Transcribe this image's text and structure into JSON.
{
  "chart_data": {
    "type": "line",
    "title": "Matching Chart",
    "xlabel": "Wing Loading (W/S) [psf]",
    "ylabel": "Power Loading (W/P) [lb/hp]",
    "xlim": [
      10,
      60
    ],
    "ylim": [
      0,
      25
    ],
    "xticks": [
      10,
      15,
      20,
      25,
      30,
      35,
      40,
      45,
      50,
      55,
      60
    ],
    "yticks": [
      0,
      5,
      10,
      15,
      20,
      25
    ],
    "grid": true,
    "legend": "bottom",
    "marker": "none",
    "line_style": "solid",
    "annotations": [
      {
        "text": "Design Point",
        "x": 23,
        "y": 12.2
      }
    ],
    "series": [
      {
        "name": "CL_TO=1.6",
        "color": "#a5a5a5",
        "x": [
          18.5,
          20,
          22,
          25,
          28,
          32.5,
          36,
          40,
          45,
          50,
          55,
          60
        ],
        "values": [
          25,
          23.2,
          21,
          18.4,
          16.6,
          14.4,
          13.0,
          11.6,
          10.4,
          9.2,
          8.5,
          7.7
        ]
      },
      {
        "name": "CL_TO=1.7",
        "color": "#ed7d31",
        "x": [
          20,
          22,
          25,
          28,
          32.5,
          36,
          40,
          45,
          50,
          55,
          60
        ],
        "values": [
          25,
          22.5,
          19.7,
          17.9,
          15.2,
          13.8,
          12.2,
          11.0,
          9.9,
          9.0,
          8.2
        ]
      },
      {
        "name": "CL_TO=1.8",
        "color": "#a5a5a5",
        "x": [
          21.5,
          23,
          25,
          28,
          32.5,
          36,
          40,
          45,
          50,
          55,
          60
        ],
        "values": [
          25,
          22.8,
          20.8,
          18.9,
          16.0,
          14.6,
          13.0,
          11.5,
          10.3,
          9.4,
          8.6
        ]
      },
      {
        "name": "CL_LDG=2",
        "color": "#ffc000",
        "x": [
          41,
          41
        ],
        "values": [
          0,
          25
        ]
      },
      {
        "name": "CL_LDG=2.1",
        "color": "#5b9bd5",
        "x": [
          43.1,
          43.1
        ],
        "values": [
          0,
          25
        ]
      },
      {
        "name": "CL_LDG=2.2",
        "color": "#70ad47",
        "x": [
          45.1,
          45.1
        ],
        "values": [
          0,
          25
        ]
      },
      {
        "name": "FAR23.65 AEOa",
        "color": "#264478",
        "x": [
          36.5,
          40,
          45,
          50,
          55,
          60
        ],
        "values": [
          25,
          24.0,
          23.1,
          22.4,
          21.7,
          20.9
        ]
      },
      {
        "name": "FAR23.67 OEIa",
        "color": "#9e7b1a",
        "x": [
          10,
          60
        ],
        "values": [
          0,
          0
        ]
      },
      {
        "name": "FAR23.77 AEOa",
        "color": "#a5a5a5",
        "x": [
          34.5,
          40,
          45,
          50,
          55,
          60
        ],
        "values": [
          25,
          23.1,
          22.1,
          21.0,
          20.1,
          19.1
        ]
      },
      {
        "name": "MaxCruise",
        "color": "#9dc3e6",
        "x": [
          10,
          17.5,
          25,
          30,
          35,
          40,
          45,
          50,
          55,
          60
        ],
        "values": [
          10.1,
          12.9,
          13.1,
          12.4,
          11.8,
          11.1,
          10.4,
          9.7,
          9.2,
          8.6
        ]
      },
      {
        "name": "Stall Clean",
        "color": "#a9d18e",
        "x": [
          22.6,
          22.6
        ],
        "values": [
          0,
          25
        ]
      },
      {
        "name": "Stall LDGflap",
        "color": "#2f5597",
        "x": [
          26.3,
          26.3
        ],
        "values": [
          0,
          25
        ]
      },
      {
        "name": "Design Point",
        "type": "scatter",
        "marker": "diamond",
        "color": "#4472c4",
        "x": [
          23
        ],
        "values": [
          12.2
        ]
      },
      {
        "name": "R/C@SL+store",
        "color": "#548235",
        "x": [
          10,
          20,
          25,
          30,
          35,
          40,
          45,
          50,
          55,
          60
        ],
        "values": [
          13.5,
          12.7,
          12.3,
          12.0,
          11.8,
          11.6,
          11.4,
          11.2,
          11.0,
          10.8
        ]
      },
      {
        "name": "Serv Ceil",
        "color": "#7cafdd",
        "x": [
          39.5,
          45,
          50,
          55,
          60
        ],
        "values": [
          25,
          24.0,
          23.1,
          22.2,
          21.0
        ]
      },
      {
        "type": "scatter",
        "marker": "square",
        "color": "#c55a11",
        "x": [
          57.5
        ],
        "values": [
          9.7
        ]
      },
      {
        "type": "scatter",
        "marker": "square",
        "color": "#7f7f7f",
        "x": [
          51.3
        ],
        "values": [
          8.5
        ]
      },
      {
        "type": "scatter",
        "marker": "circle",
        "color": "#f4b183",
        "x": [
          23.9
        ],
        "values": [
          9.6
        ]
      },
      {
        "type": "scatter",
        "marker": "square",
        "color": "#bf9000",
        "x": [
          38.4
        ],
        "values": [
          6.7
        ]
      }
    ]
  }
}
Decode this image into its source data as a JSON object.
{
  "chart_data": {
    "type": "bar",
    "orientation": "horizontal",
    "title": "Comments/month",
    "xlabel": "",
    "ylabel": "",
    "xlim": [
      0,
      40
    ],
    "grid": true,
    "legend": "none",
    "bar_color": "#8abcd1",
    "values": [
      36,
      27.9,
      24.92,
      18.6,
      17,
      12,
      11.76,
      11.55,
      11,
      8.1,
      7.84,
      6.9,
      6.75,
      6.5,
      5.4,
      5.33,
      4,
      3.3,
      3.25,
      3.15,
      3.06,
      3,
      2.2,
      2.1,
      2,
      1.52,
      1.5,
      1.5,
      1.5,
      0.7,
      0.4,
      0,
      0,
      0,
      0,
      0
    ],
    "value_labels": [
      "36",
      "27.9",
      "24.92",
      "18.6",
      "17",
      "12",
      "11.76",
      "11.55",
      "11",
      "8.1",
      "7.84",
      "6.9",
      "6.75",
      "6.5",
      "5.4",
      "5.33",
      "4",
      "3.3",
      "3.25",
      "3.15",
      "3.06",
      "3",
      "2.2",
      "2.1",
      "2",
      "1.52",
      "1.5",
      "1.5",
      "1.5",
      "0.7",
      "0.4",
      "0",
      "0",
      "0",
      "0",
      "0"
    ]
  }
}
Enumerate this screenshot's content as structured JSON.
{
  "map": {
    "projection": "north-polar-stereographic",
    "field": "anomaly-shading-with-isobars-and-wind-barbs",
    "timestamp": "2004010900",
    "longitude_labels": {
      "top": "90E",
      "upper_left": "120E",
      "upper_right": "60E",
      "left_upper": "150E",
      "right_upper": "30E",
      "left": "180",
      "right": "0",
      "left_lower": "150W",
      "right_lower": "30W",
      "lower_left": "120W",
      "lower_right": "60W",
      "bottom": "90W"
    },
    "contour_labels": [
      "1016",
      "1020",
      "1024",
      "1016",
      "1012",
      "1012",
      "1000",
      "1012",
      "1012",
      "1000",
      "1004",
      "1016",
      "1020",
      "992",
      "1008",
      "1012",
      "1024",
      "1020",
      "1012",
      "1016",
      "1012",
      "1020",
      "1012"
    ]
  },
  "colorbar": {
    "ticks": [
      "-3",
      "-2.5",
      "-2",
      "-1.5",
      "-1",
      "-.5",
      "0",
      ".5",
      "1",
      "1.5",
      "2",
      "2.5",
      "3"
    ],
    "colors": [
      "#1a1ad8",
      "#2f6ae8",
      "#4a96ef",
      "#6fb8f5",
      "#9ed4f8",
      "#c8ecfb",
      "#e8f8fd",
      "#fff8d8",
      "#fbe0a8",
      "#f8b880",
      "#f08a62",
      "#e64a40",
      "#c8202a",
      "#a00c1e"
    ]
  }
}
***
TASK:
Take the lines above and retype all of them exactly.

ANSWER TO THIS TASK:
Transcribe this image's text and structure into JSON.
{
  "chart_data": {
    "type": "line",
    "title": "Matching Chart",
    "xlabel": "Wing Loading (W/S) [psf]",
    "ylabel": "Power Loading (W/P) [lb/hp]",
    "xlim": [
      10,
      60
    ],
    "ylim": [
      0,
      25
    ],
    "xticks": [
      10,
      15,
      20,
      25,
      30,
      35,
      40,
      45,
      50,
      55,
      60
    ],
    "yticks": [
      0,
      5,
      10,
      15,
      20,
      25
    ],
    "grid": true,
    "legend": "bottom",
    "marker": "none",
    "line_style": "solid",
    "annotations": [
      {
        "text": "Design Point",
        "x": 23,
        "y": 12.2
      }
    ],
    "series": [
      {
        "name": "CL_TO=1.6",
        "color": "#a5a5a5",
        "x": [
          18.5,
          20,
          22,
          25,
          28,
          32.5,
          36,
          40,
          45,
          50,
          55,
          60
        ],
        "values": [
          25,
          23.2,
          21,
          18.4,
          16.6,
          14.4,
          13.0,
          11.6,
          10.4,
          9.2,
          8.5,
          7.7
        ]
      },
      {
        "name": "CL_TO=1.7",
        "color": "#ed7d31",
        "x": [
          20,
          22,
          25,
          28,
          32.5,
          36,
          40,
          45,
          50,
          55,
          60
        ],
        "values": [
          25,
          22.5,
          19.7,
          17.9,
          15.2,
          13.8,
          12.2,
          11.0,
          9.9,
          9.0,
          8.2
        ]
      },
      {
        "name": "CL_TO=1.8",
        "color": "#a5a5a5",
        "x": [
          21.5,
          23,
          25,
          28,
          32.5,
          36,
          40,
          45,
          50,
          55,
          60
        ],
        "values": [
          25,
          22.8,
          20.8,
          18.9,
          16.0,
          14.6,
          13.0,
          11.5,
          10.3,
          9.4,
          8.6
        ]
      },
      {
        "name": "CL_LDG=2",
        "color": "#ffc000",
        "x": [
          41,
          41
        ],
        "values": [
          0,
          25
        ]
      },
      {
        "name": "CL_LDG=2.1",
        "color": "#5b9bd5",
        "x": [
          43.1,
          43.1
        ],
        "values": [
          0,
          25
        ]
      },
      {
        "name": "CL_LDG=2.2",
        "color": "#70ad47",
        "x": [
          45.1,
          45.1
        ],
        "values": [
          0,
          25
        ]
      },
      {
        "name": "FAR23.65 AEOa",
        "color": "#264478",
        "x": [
          36.5,
          40,
          45,
          50,
          55,
          60
        ],
        "values": [
          25,
          24.0,
          23.1,
          22.4,
          21.7,
          20.9
        ]
      },
      {
        "name": "FAR23.67 OEIa",
        "color": "#9e7b1a",
        "x": [
          10,
          60
        ],
        "values": [
          0,
          0
        ]
      },
      {
        "name": "FAR23.77 AEOa",
        "color": "#a5a5a5",
        "x": [
          34.5,
          40,
          45,
          50,
          55,
          60
        ],
        "values": [
          25,
          23.1,
          22.1,
          21.0,
          20.1,
          19.1
        ]
      },
      {
        "name": "MaxCruise",
        "color": "#9dc3e6",
        "x": [
          10,
          17.5,
          25,
          30,
          35,
          40,
          45,
          50,
          55,
          60
        ],
        "values": [
          10.1,
          12.9,
          13.1,
          12.4,
          11.8,
          11.1,
          10.4,
          9.7,
          9.2,
          8.6
        ]
      },
      {
        "name": "Stall Clean",
        "color": "#a9d18e",
        "x": [
          22.6,
          22.6
        ],
        "values": [
          0,
          25
        ]
      },
      {
        "name": "Stall LDGflap",
        "color": "#2f5597",
        "x": [
          26.3,
          26.3
        ],
        "values": [
          0,
          25
        ]
      },
      {
        "name": "Design Point",
        "type": "scatter",
        "marker": "diamond",
        "color": "#4472c4",
        "x": [
          23
        ],
        "values": [
          12.2
        ]
      },
      {
        "name": "R/C@SL+store",
        "color": "#548235",
        "x": [
          10,
          20,
          25,
          30,
          35,
          40,
          45,
          50,
          55,
          60
        ],
        "values": [
          13.5,
          12.7,
          12.3,
          12.0,
          11.8,
          11.6,
          11.4,
          11.2,
          11.0,
          10.8
        ]
      },
      {
        "name": "Serv Ceil",
        "color": "#7cafdd",
        "x": [
          39.5,
          45,
          50,
          55,
          60
        ],
        "values": [
          25,
          24.0,
          23.1,
          22.2,
          21.0
        ]
      },
      {
        "type": "scatter",
        "marker": "square",
        "color": "#c55a11",
        "x": [
          57.5
        ],
        "values": [
          9.7
        ]
      },
      {
        "type": "scatter",
        "marker": "square",
        "color": "#7f7f7f",
        "x": [
          51.3
        ],
        "values": [
          8.5
        ]
      },
      {
        "type": "scatter",
        "marker": "circle",
        "color": "#f4b183",
        "x": [
          23.9
        ],
        "values": [
          9.6
        ]
      },
      {
        "type": "scatter",
        "marker": "square",
        "color": "#bf9000",
        "x": [
          38.4
        ],
        "values": [
          6.7
        ]
      }
    ]
  }
}
Decode this image into its source data as a JSON object.
{
  "chart_data": {
    "type": "bar",
    "orientation": "horizontal",
    "title": "Comments/month",
    "xlabel": "",
    "ylabel": "",
    "xlim": [
      0,
      40
    ],
    "grid": true,
    "legend": "none",
    "bar_color": "#8abcd1",
    "values": [
      36,
      27.9,
      24.92,
      18.6,
      17,
      12,
      11.76,
      11.55,
      11,
      8.1,
      7.84,
      6.9,
      6.75,
      6.5,
      5.4,
      5.33,
      4,
      3.3,
      3.25,
      3.15,
      3.06,
      3,
      2.2,
      2.1,
      2,
      1.52,
      1.5,
      1.5,
      1.5,
      0.7,
      0.4,
      0,
      0,
      0,
      0,
      0
    ],
    "value_labels": [
      "36",
      "27.9",
      "24.92",
      "18.6",
      "17",
      "12",
      "11.76",
      "11.55",
      "11",
      "8.1",
      "7.84",
      "6.9",
      "6.75",
      "6.5",
      "5.4",
      "5.33",
      "4",
      "3.3",
      "3.25",
      "3.15",
      "3.06",
      "3",
      "2.2",
      "2.1",
      "2",
      "1.52",
      "1.5",
      "1.5",
      "1.5",
      "0.7",
      "0.4",
      "0",
      "0",
      "0",
      "0",
      "0"
    ]
  }
}
Enumerate this screenshot's content as structured JSON.
{
  "map": {
    "projection": "north-polar-stereographic",
    "field": "anomaly-shading-with-isobars-and-wind-barbs",
    "timestamp": "2004010900",
    "longitude_labels": {
      "top": "90E",
      "upper_left": "120E",
      "upper_right": "60E",
      "left_upper": "150E",
      "right_upper": "30E",
      "left": "180",
      "right": "0",
      "left_lower": "150W",
      "right_lower": "30W",
      "lower_left": "120W",
      "lower_right": "60W",
      "bottom": "90W"
    },
    "contour_labels": [
      "1016",
      "1020",
      "1024",
      "1016",
      "1012",
      "1012",
      "1000",
      "1012",
      "1012",
      "1000",
      "1004",
      "1016",
      "1020",
      "992",
      "1008",
      "1012",
      "1024",
      "1020",
      "1012",
      "1016",
      "1012",
      "1020",
      "1012"
    ]
  },
  "colorbar": {
    "ticks": [
      "-3",
      "-2.5",
      "-2",
      "-1.5",
      "-1",
      "-.5",
      "0",
      ".5",
      "1",
      "1.5",
      "2",
      "2.5",
      "3"
    ],
    "colors": [
      "#1a1ad8",
      "#2f6ae8",
      "#4a96ef",
      "#6fb8f5",
      "#9ed4f8",
      "#c8ecfb",
      "#e8f8fd",
      "#fff8d8",
      "#fbe0a8",
      "#f8b880",
      "#f08a62",
      "#e64a40",
      "#c8202a",
      "#a00c1e"
    ]
  }
}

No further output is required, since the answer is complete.